--- Start EXTRACTED DATA ---

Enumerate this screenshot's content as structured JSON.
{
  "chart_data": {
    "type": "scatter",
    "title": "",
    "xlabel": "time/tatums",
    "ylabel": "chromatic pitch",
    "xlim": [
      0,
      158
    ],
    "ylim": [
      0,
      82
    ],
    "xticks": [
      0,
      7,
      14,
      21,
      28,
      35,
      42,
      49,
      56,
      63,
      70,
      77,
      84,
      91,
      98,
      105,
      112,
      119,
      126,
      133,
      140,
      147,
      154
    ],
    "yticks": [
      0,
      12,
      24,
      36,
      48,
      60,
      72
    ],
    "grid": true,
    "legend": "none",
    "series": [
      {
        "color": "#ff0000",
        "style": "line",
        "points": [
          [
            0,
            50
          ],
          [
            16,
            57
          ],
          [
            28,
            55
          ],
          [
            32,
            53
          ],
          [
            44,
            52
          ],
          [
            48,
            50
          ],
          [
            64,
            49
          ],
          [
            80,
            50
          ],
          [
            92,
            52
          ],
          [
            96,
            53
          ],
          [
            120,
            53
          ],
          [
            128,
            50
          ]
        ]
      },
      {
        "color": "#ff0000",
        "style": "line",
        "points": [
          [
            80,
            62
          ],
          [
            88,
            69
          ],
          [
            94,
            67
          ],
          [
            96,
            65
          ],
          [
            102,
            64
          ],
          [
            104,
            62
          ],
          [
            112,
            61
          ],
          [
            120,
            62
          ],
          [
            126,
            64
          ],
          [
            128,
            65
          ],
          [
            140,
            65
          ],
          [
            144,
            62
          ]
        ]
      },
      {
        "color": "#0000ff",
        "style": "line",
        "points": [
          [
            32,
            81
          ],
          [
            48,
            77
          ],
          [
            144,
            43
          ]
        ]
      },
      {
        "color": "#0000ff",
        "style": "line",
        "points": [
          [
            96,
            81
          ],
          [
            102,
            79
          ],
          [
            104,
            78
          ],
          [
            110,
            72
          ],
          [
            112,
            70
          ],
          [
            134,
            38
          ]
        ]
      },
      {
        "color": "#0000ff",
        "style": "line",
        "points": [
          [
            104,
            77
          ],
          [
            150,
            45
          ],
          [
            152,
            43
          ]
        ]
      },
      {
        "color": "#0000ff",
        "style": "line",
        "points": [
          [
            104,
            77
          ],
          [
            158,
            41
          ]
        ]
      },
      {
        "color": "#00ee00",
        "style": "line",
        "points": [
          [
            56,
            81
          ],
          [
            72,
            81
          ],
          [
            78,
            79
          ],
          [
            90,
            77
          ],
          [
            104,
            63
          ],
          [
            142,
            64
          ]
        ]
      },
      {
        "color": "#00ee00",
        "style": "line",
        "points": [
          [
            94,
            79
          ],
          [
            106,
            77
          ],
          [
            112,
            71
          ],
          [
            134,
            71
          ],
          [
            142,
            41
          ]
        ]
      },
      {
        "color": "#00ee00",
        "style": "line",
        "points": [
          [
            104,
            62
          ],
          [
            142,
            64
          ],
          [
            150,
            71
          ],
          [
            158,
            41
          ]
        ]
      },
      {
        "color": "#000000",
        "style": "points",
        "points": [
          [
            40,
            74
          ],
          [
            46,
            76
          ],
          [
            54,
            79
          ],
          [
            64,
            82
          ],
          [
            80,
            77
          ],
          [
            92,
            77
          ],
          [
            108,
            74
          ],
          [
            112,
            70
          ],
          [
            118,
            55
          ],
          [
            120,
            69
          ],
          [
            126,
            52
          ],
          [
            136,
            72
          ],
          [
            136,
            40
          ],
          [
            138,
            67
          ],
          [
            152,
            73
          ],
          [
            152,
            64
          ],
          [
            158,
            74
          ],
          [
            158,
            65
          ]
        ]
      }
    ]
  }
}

--- End EXTRACTED DATA ---

**WRITTEN EXERCISE**
Each line of the material above must be retyped precisely.

**REPLY TO THE EXERCISE**
Enumerate this screenshot's content as structured JSON.
{
  "chart_data": {
    "type": "scatter",
    "title": "",
    "xlabel": "time/tatums",
    "ylabel": "chromatic pitch",
    "xlim": [
      0,
      158
    ],
    "ylim": [
      0,
      82
    ],
    "xticks": [
      0,
      7,
      14,
      21,
      28,
      35,
      42,
      49,
      56,
      63,
      70,
      77,
      84,
      91,
      98,
      105,
      112,
      119,
      126,
      133,
      140,
      147,
      154
    ],
    "yticks": [
      0,
      12,
      24,
      36,
      48,
      60,
      72
    ],
    "grid": true,
    "legend": "none",
    "series": [
      {
        "color": "#ff0000",
        "style": "line",
        "points": [
          [
            0,
            50
          ],
          [
            16,
            57
          ],
          [
            28,
            55
          ],
          [
            32,
            53
          ],
          [
            44,
            52
          ],
          [
            48,
            50
          ],
          [
            64,
            49
          ],
          [
            80,
            50
          ],
          [
            92,
            52
          ],
          [
            96,
            53
          ],
          [
            120,
            53
          ],
          [
            128,
            50
          ]
        ]
      },
      {
        "color": "#ff0000",
        "style": "line",
        "points": [
          [
            80,
            62
          ],
          [
            88,
            69
          ],
          [
            94,
            67
          ],
          [
            96,
            65
          ],
          [
            102,
            64
          ],
          [
            104,
            62
          ],
          [
            112,
            61
          ],
          [
            120,
            62
          ],
          [
            126,
            64
          ],
          [
            128,
            65
          ],
          [
            140,
            65
          ],
          [
            144,
            62
          ]
        ]
      },
      {
        "color": "#0000ff",
        "style": "line",
        "points": [
          [
            32,
            81
          ],
          [
            48,
            77
          ],
          [
            144,
            43
          ]
        ]
      },
      {
        "color": "#0000ff",
        "style": "line",
        "points": [
          [
            96,
            81
          ],
          [
            102,
            79
          ],
          [
            104,
            78
          ],
          [
            110,
            72
          ],
          [
            112,
            70
          ],
          [
            134,
            38
          ]
        ]
      },
      {
        "color": "#0000ff",
        "style": "line",
        "points": [
          [
            104,
            77
          ],
          [
            150,
            45
          ],
          [
            152,
            43
          ]
        ]
      },
      {
        "color": "#0000ff",
        "style": "line",
        "points": [
          [
            104,
            77
          ],
          [
            158,
            41
          ]
        ]
      },
      {
        "color": "#00ee00",
        "style": "line",
        "points": [
          [
            56,
            81
          ],
          [
            72,
            81
          ],
          [
            78,
            79
          ],
          [
            90,
            77
          ],
          [
            104,
            63
          ],
          [
            142,
            64
          ]
        ]
      },
      {
        "color": "#00ee00",
        "style": "line",
        "points": [
          [
            94,
            79
          ],
          [
            106,
            77
          ],
          [
            112,
            71
          ],
          [
            134,
            71
          ],
          [
            142,
            41
          ]
        ]
      },
      {
        "color": "#00ee00",
        "style": "line",
        "points": [
          [
            104,
            62
          ],
          [
            142,
            64
          ],
          [
            150,
            71
          ],
          [
            158,
            41
          ]
        ]
      },
      {
        "color": "#000000",
        "style": "points",
        "points": [
          [
            40,
            74
          ],
          [
            46,
            76
          ],
          [
            54,
            79
          ],
          [
            64,
            82
          ],
          [
            80,
            77
          ],
          [
            92,
            77
          ],
          [
            108,
            74
          ],
          [
            112,
            70
          ],
          [
            118,
            55
          ],
          [
            120,
            69
          ],
          [
            126,
            52
          ],
          [
            136,
            72
          ],
          [
            136,
            40
          ],
          [
            138,
            67
          ],
          [
            152,
            73
          ],
          [
            152,
            64
          ],
          [
            158,
            74
          ],
          [
            158,
            65
          ]
        ]
      }
    ]
  }
}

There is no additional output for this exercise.